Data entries
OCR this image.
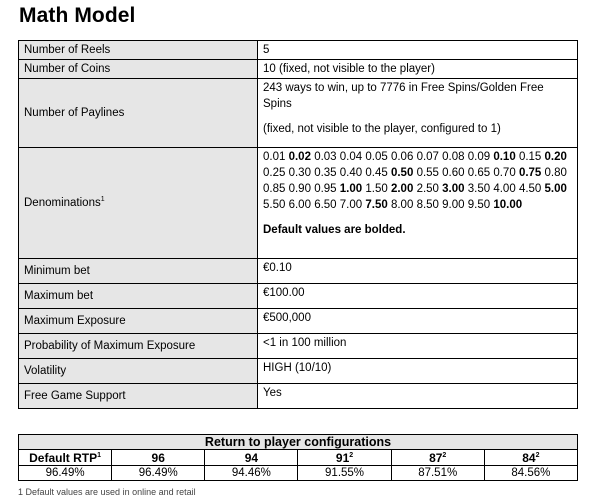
Math Model
Number of Reels	5
Number of Coins	10 (fixed, not visible to the player)
Number of Paylines	243 ways to win, up to 7776 in Free Spins/Golden Free Spins

(fixed, not visible to the player, configured to 1)

Denominations$^1$	0.01 0.02 0.03 0.04 0.05 0.06 0.07 0.08 0.09 0.10 0.15 0.20 0.25 0.30 0.35 0.40 0.45 0.50 0.55 0.60 0.65 0.70 0.75 0.80 0.85 0.90 0.95 1.00 1.50 2.00 2.50 3.00 3.50 4.00 4.50 5.00 5.50 6.00 6.50 7.00 7.50 8.00 8.50 9.00 9.50 10.00

Default values are bolded.

Minimum bet	€0.10
Maximum bet	€100.00
Maximum Exposure	€500,000
Probability of Maximum Exposure	<1 in 100 million
Volatility	HIGH (10/10)
Free Game Support	Yes
Return to player configurations					
Default RTP$^1$	96	94	$91^2$	$87^2$	$84^2$
96.49%	96.49%	94.46%	91.55%	87.51%	84.56%
1 Default values are used in online and retail
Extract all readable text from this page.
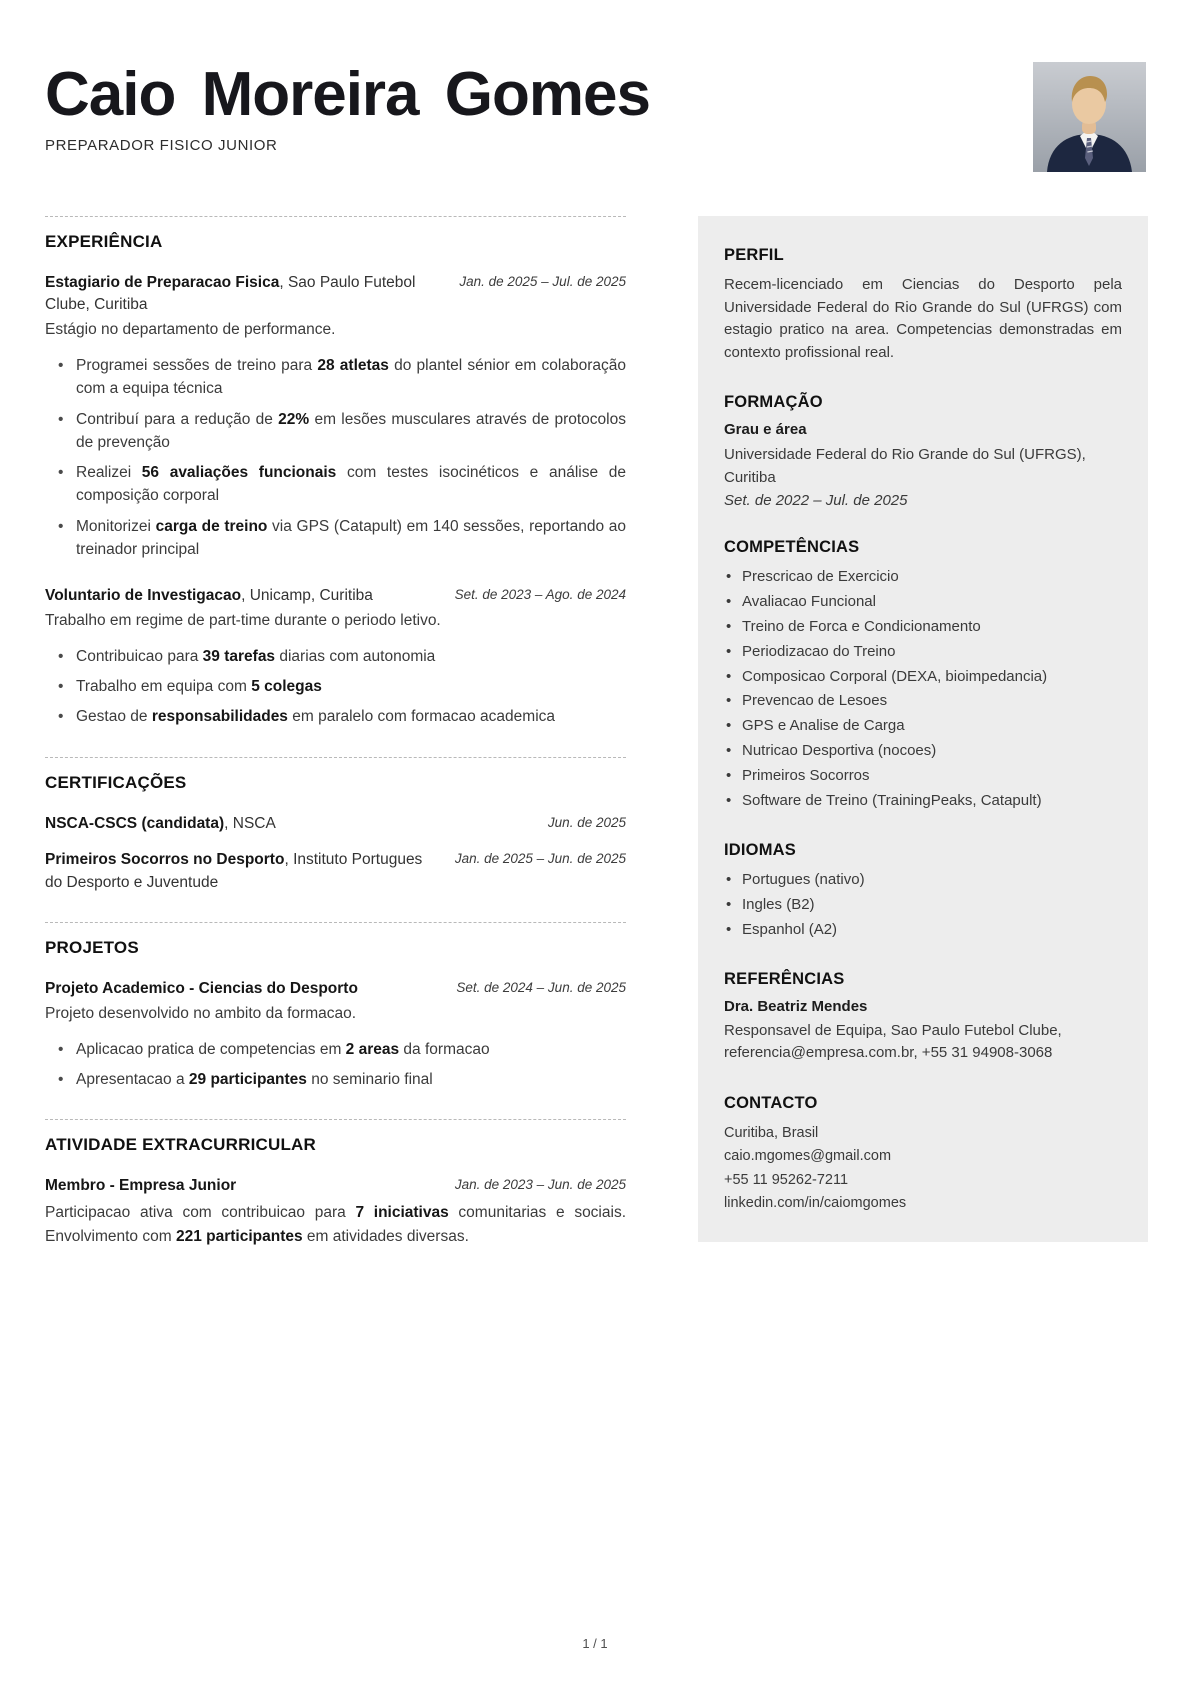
Caio Moreira Gomes
PREPARADOR FISICO JUNIOR
EXPERIÊNCIA
Estagiario de Preparacao Fisica, Sao Paulo Futebol Clube, Curitiba
Jan. de 2025 – Jul. de 2025

Estágio no departamento de performance.

• Programei sessões de treino para 28 atletas do plantel sénior em colaboração com a equipa técnica
• Contribuí para a redução de 22% em lesões musculares através de protocolos de prevenção
• Realizei 56 avaliações funcionais com testes isocinéticos e análise de composição corporal
• Monitorizei carga de treino via GPS (Catapult) em 140 sessões, reportando ao treinador principal
Voluntario de Investigacao, Unicamp, Curitiba	Set. de 2023 – Ago. de 2024

Trabalho em regime de part-time durante o periodo letivo.

• Contribuicao para 39 tarefas diarias com autonomia
• Trabalho em equipa com 5 colegas
• Gestao de responsabilidades em paralelo com formacao academica
CERTIFICAÇÕES
NSCA-CSCS (candidata), NSCA	Jun. de 2025
Primeiros Socorros no Desporto, Instituto Portugues do Desporto e Juventude
Jan. de 2025 – Jun. de 2025
PROJETOS
Projeto Academico - Ciencias do Desporto	Set. de 2024 – Jun. de 2025

Projeto desenvolvido no ambito da formacao.

• Aplicacao pratica de competencias em 2 areas da formacao
• Apresentacao a 29 participantes no seminario final
ATIVIDADE EXTRACURRICULAR
Membro - Empresa Junior	Jan. de 2023 – Jun. de 2025

Participacao ativa com contribuicao para 7 iniciativas comunitarias e sociais. Envolvimento com 221 participantes em atividades diversas.

PERFIL

Recem-licenciado em Ciencias do Desporto pela Universidade Federal do Rio Grande do Sul (UFRGS) com estagio pratico na area. Competencias demonstradas em contexto profissional real.

FORMAÇÃO
Grau e área
Universidade Federal do Rio Grande do Sul (UFRGS), Curitiba
Set. de 2022 – Jul. de 2025
COMPETÊNCIAS
• Prescricao de Exercicio
• Avaliacao Funcional
• Treino de Forca e Condicionamento
• Periodizacao do Treino
• Composicao Corporal (DEXA, bioimpedancia)
• Prevencao de Lesoes
• GPS e Analise de Carga
• Nutricao Desportiva (nocoes)
• Primeiros Socorros
• Software de Treino (TrainingPeaks, Catapult)
IDIOMAS
• Portugues (nativo)
• Ingles (B2)
• Espanhol (A2)
REFERÊNCIAS
Dra. Beatriz Mendes
Responsavel de Equipa, Sao Paulo Futebol Clube, referencia@empresa.com.br, +55 31 94908-3068
CONTACTO
Curitiba, Brasil
caio.mgomes@gmail.com
+55 11 95262-7211
linkedin.com/in/caiomgomes
1 / 1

TASK DESCRIPTION >>
From the material, report only how many lines include the word "Desporto".

WRITTEN REPLY >>
3